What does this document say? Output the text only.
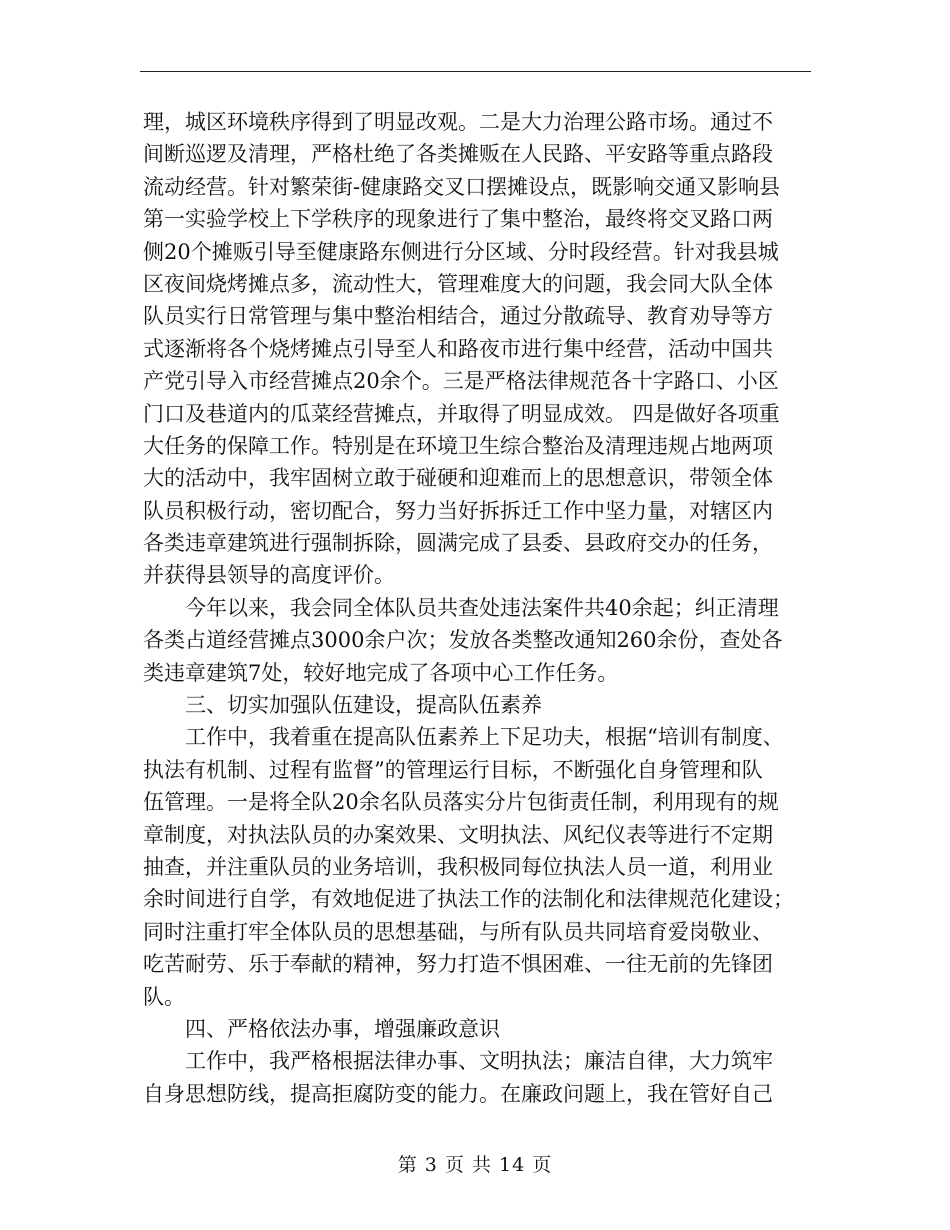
理，城区环境秩序得到了明显改观。二是大力治理公路市场。通过不
间断巡逻及清理，严格杜绝了各类摊贩在人民路、平安路等重点路段
流动经营。针对繁荣街-健康路交叉口摆摊设点，既影响交通又影响县
第一实验学校上下学秩序的现象进行了集中整治，最终将交叉路口两
侧20个摊贩引导至健康路东侧进行分区域、分时段经营。针对我县城
区夜间烧烤摊点多，流动性大，管理难度大的问题，我会同大队全体
队员实行日常管理与集中整治相结合，通过分散疏导、教育劝导等方
式逐渐将各个烧烤摊点引导至人和路夜市进行集中经营，活动中国共
产党引导入市经营摊点20余个。三是严格法律规范各十字路口、小区
门口及巷道内的瓜菜经营摊点，并取得了明显成效。 四是做好各项重
大任务的保障工作。特别是在环境卫生综合整治及清理违规占地两项
大的活动中，我牢固树立敢于碰硬和迎难而上的思想意识，带领全体
队员积极行动，密切配合，努力当好拆拆迁工作中坚力量，对辖区内
各类违章建筑进行强制拆除，圆满完成了县委、县政府交办的任务，
并获得县领导的高度评价。
　　今年以来，我会同全体队员共查处违法案件共40余起；纠正清理
各类占道经营摊点3000余户次；发放各类整改通知260余份，查处各
类违章建筑7处，较好地完成了各项中心工作任务。
　　三、切实加强队伍建设，提高队伍素养
　　工作中，我着重在提高队伍素养上下足功夫，根据“培训有制度、
执法有机制、过程有监督”的管理运行目标，不断强化自身管理和队
伍管理。一是将全队20余名队员落实分片包街责任制，利用现有的规
章制度，对执法队员的办案效果、文明执法、风纪仪表等进行不定期
抽查，并注重队员的业务培训，我积极同每位执法人员一道，利用业
余时间进行自学，有效地促进了执法工作的法制化和法律规范化建设；
同时注重打牢全体队员的思想基础，与所有队员共同培育爱岗敬业、
吃苦耐劳、乐于奉献的精神，努力打造不惧困难、一往无前的先锋团
队。
　　四、严格依法办事，增强廉政意识
　　工作中，我严格根据法律办事、文明执法；廉洁自律，大力筑牢
自身思想防线，提高拒腐防变的能力。在廉政问题上，我在管好自己
第 3 页 共 14 页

.....

▶ **Instruction**: Go through the listing above and locate each line that holds the word "文明执法". Copy those lines.

▶ **Solution to this problem**:
章制度，对执法队员的办案效果、文明执法、风纪仪表等进行不定期
　　工作中，我严格根据法律办事、文明执法；廉洁自律，大力筑牢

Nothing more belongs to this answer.